WORK TO COMPLETE - Each line should be copied exactly.

SOURCE DATA -
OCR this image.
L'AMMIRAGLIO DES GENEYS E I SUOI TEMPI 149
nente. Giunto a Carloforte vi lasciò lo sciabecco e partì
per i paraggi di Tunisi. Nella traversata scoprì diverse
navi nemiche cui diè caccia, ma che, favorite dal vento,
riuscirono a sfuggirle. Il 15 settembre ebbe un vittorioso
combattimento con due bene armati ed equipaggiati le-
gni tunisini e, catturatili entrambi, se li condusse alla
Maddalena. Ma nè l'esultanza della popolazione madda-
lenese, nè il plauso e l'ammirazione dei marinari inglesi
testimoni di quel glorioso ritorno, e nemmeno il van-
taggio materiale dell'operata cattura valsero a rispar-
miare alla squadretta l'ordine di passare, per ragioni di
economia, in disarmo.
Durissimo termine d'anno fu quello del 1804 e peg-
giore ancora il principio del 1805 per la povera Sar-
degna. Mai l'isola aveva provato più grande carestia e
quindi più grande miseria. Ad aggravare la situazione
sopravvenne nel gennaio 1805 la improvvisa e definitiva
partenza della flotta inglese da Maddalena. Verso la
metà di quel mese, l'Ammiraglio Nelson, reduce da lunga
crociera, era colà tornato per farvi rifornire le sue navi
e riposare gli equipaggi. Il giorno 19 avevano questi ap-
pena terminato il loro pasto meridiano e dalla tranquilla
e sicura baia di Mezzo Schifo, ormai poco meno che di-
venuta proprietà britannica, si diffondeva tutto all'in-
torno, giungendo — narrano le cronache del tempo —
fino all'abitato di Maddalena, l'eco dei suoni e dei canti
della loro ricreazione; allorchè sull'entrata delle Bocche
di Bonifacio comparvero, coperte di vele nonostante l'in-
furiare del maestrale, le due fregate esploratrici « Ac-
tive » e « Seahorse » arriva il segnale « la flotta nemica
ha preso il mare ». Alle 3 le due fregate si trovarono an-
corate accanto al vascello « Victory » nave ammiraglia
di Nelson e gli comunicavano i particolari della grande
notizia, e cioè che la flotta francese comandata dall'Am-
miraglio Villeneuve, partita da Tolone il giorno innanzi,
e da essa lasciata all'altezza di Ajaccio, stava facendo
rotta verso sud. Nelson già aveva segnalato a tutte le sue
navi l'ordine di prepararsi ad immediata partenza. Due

WRITTEN ANSWER -
OCR this image.
L'AMMIRAGLIO DES GENEYS E I SUOI TEMPI 149
nente. Giunto a Carloforte vi lasciò lo sciabecco e partì
per i paraggi di Tunisi. Nella traversata scoprì diverse
navi nemiche cui diè caccia, ma che, favorite dal vento,
riuscirono a sfuggirle. Il 15 settembre ebbe un vittorioso
combattimento con due bene armati ed equipaggiati le-
gni tunisini e, catturatili entrambi, se li condusse alla
Maddalena. Ma nè l'esultanza della popolazione madda-
lenese, nè il plauso e l'ammirazione dei marinari inglesi
testimoni di quel glorioso ritorno, e nemmeno il van-
taggio materiale dell'operata cattura valsero a rispar-
miare alla squadretta l'ordine di passare, per ragioni di
economia, in disarmo.
Durissimo termine d'anno fu quello del 1804 e peg-
giore ancora il principio del 1805 per la povera Sar-
degna. Mai l'isola aveva provato più grande carestia e
quindi più grande miseria. Ad aggravare la situazione
sopravvenne nel gennaio 1805 la improvvisa e definitiva
partenza della flotta inglese da Maddalena. Verso la
metà di quel mese, l'Ammiraglio Nelson, reduce da lunga
crociera, era colà tornato per farvi rifornire le sue navi
e riposare gli equipaggi. Il giorno 19 avevano questi ap-
pena terminato il loro pasto meridiano e dalla tranquilla
e sicura baia di Mezzo Schifo, ormai poco meno che di-
venuta proprietà britannica, si diffondeva tutto all'in-
torno, giungendo — narrano le cronache del tempo —
fino all'abitato di Maddalena, l'eco dei suoni e dei canti
della loro ricreazione; allorchè sull'entrata delle Bocche
di Bonifacio comparvero, coperte di vele nonostante l'in-
furiare del maestrale, le due fregate esploratrici « Ac-
tive » e « Seahorse » arriva il segnale « la flotta nemica
ha preso il mare ». Alle 3 le due fregate si trovarono an-
corate accanto al vascello « Victory » nave ammiraglia
di Nelson e gli comunicavano i particolari della grande
notizia, e cioè che la flotta francese comandata dall'Am-
miraglio Villeneuve, partita da Tolone il giorno innanzi,
e da essa lasciata all'altezza di Ajaccio, stava facendo
rotta verso sud. Nelson già aveva segnalato a tutte le sue
navi l'ordine di prepararsi ad immediata partenza. Due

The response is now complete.